◆ **Task inputs**:
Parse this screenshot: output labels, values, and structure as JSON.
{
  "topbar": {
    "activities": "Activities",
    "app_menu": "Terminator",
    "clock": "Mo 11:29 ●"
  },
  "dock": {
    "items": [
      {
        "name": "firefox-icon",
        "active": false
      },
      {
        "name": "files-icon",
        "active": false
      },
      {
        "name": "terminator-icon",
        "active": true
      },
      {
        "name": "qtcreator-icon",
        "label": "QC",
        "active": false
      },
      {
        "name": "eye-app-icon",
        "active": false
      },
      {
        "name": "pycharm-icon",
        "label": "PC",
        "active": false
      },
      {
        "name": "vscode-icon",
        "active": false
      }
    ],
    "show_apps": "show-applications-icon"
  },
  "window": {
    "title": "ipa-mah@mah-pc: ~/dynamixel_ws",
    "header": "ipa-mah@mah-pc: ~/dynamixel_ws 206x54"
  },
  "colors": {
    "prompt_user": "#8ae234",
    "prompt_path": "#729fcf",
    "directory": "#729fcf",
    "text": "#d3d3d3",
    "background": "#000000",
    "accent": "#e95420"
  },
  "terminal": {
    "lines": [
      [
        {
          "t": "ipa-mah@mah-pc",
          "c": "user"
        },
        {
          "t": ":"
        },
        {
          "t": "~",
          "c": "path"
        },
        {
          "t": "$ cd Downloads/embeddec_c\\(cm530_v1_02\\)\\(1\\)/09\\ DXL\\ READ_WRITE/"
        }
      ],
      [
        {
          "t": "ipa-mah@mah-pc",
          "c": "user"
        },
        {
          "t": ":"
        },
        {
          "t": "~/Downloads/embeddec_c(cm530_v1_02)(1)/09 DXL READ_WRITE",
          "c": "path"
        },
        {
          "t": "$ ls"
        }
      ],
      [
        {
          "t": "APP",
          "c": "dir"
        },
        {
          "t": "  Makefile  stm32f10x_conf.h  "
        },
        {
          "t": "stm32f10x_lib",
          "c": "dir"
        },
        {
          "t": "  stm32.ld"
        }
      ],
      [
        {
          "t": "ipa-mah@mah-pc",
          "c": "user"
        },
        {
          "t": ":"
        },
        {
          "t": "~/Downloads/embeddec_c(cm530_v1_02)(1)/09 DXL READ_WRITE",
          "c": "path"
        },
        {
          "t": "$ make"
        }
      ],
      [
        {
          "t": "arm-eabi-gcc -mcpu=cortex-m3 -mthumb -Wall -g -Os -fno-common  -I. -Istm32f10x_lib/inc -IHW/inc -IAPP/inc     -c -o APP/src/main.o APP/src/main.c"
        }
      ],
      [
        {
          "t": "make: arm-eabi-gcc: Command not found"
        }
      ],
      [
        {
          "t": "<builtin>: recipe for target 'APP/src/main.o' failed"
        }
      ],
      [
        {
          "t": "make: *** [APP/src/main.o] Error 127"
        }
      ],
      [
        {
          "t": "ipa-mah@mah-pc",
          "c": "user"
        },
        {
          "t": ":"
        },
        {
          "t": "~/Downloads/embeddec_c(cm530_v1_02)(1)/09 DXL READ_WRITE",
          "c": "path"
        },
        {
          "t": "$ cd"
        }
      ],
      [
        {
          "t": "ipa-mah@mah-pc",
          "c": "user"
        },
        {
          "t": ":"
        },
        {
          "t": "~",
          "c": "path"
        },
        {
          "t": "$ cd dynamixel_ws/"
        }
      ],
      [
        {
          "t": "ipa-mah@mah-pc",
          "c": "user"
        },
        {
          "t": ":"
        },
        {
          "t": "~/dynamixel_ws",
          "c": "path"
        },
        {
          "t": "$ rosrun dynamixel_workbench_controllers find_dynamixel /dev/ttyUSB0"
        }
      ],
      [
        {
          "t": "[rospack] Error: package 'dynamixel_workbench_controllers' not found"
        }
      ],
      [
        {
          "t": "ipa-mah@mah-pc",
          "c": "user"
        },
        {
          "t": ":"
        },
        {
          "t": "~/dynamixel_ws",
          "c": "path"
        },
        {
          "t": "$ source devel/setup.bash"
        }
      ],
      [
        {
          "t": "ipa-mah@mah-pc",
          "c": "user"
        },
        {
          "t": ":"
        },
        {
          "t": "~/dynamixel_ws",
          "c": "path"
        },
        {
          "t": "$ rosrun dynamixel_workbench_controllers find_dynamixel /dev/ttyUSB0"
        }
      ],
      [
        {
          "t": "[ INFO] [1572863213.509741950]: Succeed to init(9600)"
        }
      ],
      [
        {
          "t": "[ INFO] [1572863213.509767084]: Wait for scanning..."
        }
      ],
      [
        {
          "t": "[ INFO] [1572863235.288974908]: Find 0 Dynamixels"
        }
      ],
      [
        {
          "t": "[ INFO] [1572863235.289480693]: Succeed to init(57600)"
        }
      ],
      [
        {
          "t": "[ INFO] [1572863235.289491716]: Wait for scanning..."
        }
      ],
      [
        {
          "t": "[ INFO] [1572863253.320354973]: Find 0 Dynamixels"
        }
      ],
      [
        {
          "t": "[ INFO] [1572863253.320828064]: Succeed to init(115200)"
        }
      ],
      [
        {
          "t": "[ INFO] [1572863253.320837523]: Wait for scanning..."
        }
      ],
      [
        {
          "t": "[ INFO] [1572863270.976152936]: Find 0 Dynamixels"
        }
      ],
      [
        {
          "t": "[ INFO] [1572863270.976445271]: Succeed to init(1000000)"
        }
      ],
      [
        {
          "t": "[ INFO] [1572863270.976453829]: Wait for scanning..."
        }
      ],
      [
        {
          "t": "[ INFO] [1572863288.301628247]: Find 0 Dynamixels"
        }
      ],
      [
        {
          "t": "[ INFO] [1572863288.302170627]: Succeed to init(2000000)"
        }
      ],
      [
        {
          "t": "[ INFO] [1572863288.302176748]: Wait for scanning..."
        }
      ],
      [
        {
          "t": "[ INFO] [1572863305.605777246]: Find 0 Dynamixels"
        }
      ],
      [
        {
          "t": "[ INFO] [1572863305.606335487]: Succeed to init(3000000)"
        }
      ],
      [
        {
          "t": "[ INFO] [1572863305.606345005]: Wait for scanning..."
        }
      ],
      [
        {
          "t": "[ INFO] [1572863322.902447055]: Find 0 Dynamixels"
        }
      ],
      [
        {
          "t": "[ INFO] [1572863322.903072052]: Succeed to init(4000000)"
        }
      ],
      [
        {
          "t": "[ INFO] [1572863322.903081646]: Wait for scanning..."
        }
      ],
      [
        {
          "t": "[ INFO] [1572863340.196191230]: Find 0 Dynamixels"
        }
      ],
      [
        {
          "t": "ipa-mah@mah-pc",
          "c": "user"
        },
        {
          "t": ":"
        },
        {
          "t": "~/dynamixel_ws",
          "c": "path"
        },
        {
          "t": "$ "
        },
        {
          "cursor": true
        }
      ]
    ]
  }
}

◆ **Problem statement**: Print every record above exactly as written.

◆ **Response to this exercise**:
Parse this screenshot: output labels, values, and structure as JSON.
{
  "topbar": {
    "activities": "Activities",
    "app_menu": "Terminator",
    "clock": "Mo 11:29 ●"
  },
  "dock": {
    "items": [
      {
        "name": "firefox-icon",
        "active": false
      },
      {
        "name": "files-icon",
        "active": false
      },
      {
        "name": "terminator-icon",
        "active": true
      },
      {
        "name": "qtcreator-icon",
        "label": "QC",
        "active": false
      },
      {
        "name": "eye-app-icon",
        "active": false
      },
      {
        "name": "pycharm-icon",
        "label": "PC",
        "active": false
      },
      {
        "name": "vscode-icon",
        "active": false
      }
    ],
    "show_apps": "show-applications-icon"
  },
  "window": {
    "title": "ipa-mah@mah-pc: ~/dynamixel_ws",
    "header": "ipa-mah@mah-pc: ~/dynamixel_ws 206x54"
  },
  "colors": {
    "prompt_user": "#8ae234",
    "prompt_path": "#729fcf",
    "directory": "#729fcf",
    "text": "#d3d3d3",
    "background": "#000000",
    "accent": "#e95420"
  },
  "terminal": {
    "lines": [
      [
        {
          "t": "ipa-mah@mah-pc",
          "c": "user"
        },
        {
          "t": ":"
        },
        {
          "t": "~",
          "c": "path"
        },
        {
          "t": "$ cd Downloads/embeddec_c\\(cm530_v1_02\\)\\(1\\)/09\\ DXL\\ READ_WRITE/"
        }
      ],
      [
        {
          "t": "ipa-mah@mah-pc",
          "c": "user"
        },
        {
          "t": ":"
        },
        {
          "t": "~/Downloads/embeddec_c(cm530_v1_02)(1)/09 DXL READ_WRITE",
          "c": "path"
        },
        {
          "t": "$ ls"
        }
      ],
      [
        {
          "t": "APP",
          "c": "dir"
        },
        {
          "t": "  Makefile  stm32f10x_conf.h  "
        },
        {
          "t": "stm32f10x_lib",
          "c": "dir"
        },
        {
          "t": "  stm32.ld"
        }
      ],
      [
        {
          "t": "ipa-mah@mah-pc",
          "c": "user"
        },
        {
          "t": ":"
        },
        {
          "t": "~/Downloads/embeddec_c(cm530_v1_02)(1)/09 DXL READ_WRITE",
          "c": "path"
        },
        {
          "t": "$ make"
        }
      ],
      [
        {
          "t": "arm-eabi-gcc -mcpu=cortex-m3 -mthumb -Wall -g -Os -fno-common  -I. -Istm32f10x_lib/inc -IHW/inc -IAPP/inc     -c -o APP/src/main.o APP/src/main.c"
        }
      ],
      [
        {
          "t": "make: arm-eabi-gcc: Command not found"
        }
      ],
      [
        {
          "t": "<builtin>: recipe for target 'APP/src/main.o' failed"
        }
      ],
      [
        {
          "t": "make: *** [APP/src/main.o] Error 127"
        }
      ],
      [
        {
          "t": "ipa-mah@mah-pc",
          "c": "user"
        },
        {
          "t": ":"
        },
        {
          "t": "~/Downloads/embeddec_c(cm530_v1_02)(1)/09 DXL READ_WRITE",
          "c": "path"
        },
        {
          "t": "$ cd"
        }
      ],
      [
        {
          "t": "ipa-mah@mah-pc",
          "c": "user"
        },
        {
          "t": ":"
        },
        {
          "t": "~",
          "c": "path"
        },
        {
          "t": "$ cd dynamixel_ws/"
        }
      ],
      [
        {
          "t": "ipa-mah@mah-pc",
          "c": "user"
        },
        {
          "t": ":"
        },
        {
          "t": "~/dynamixel_ws",
          "c": "path"
        },
        {
          "t": "$ rosrun dynamixel_workbench_controllers find_dynamixel /dev/ttyUSB0"
        }
      ],
      [
        {
          "t": "[rospack] Error: package 'dynamixel_workbench_controllers' not found"
        }
      ],
      [
        {
          "t": "ipa-mah@mah-pc",
          "c": "user"
        },
        {
          "t": ":"
        },
        {
          "t": "~/dynamixel_ws",
          "c": "path"
        },
        {
          "t": "$ source devel/setup.bash"
        }
      ],
      [
        {
          "t": "ipa-mah@mah-pc",
          "c": "user"
        },
        {
          "t": ":"
        },
        {
          "t": "~/dynamixel_ws",
          "c": "path"
        },
        {
          "t": "$ rosrun dynamixel_workbench_controllers find_dynamixel /dev/ttyUSB0"
        }
      ],
      [
        {
          "t": "[ INFO] [1572863213.509741950]: Succeed to init(9600)"
        }
      ],
      [
        {
          "t": "[ INFO] [1572863213.509767084]: Wait for scanning..."
        }
      ],
      [
        {
          "t": "[ INFO] [1572863235.288974908]: Find 0 Dynamixels"
        }
      ],
      [
        {
          "t": "[ INFO] [1572863235.289480693]: Succeed to init(57600)"
        }
      ],
      [
        {
          "t": "[ INFO] [1572863235.289491716]: Wait for scanning..."
        }
      ],
      [
        {
          "t": "[ INFO] [1572863253.320354973]: Find 0 Dynamixels"
        }
      ],
      [
        {
          "t": "[ INFO] [1572863253.320828064]: Succeed to init(115200)"
        }
      ],
      [
        {
          "t": "[ INFO] [1572863253.320837523]: Wait for scanning..."
        }
      ],
      [
        {
          "t": "[ INFO] [1572863270.976152936]: Find 0 Dynamixels"
        }
      ],
      [
        {
          "t": "[ INFO] [1572863270.976445271]: Succeed to init(1000000)"
        }
      ],
      [
        {
          "t": "[ INFO] [1572863270.976453829]: Wait for scanning..."
        }
      ],
      [
        {
          "t": "[ INFO] [1572863288.301628247]: Find 0 Dynamixels"
        }
      ],
      [
        {
          "t": "[ INFO] [1572863288.302170627]: Succeed to init(2000000)"
        }
      ],
      [
        {
          "t": "[ INFO] [1572863288.302176748]: Wait for scanning..."
        }
      ],
      [
        {
          "t": "[ INFO] [1572863305.605777246]: Find 0 Dynamixels"
        }
      ],
      [
        {
          "t": "[ INFO] [1572863305.606335487]: Succeed to init(3000000)"
        }
      ],
      [
        {
          "t": "[ INFO] [1572863305.606345005]: Wait for scanning..."
        }
      ],
      [
        {
          "t": "[ INFO] [1572863322.902447055]: Find 0 Dynamixels"
        }
      ],
      [
        {
          "t": "[ INFO] [1572863322.903072052]: Succeed to init(4000000)"
        }
      ],
      [
        {
          "t": "[ INFO] [1572863322.903081646]: Wait for scanning..."
        }
      ],
      [
        {
          "t": "[ INFO] [1572863340.196191230]: Find 0 Dynamixels"
        }
      ],
      [
        {
          "t": "ipa-mah@mah-pc",
          "c": "user"
        },
        {
          "t": ":"
        },
        {
          "t": "~/dynamixel_ws",
          "c": "path"
        },
        {
          "t": "$ "
        },
        {
          "cursor": true
        }
      ]
    ]
  }
}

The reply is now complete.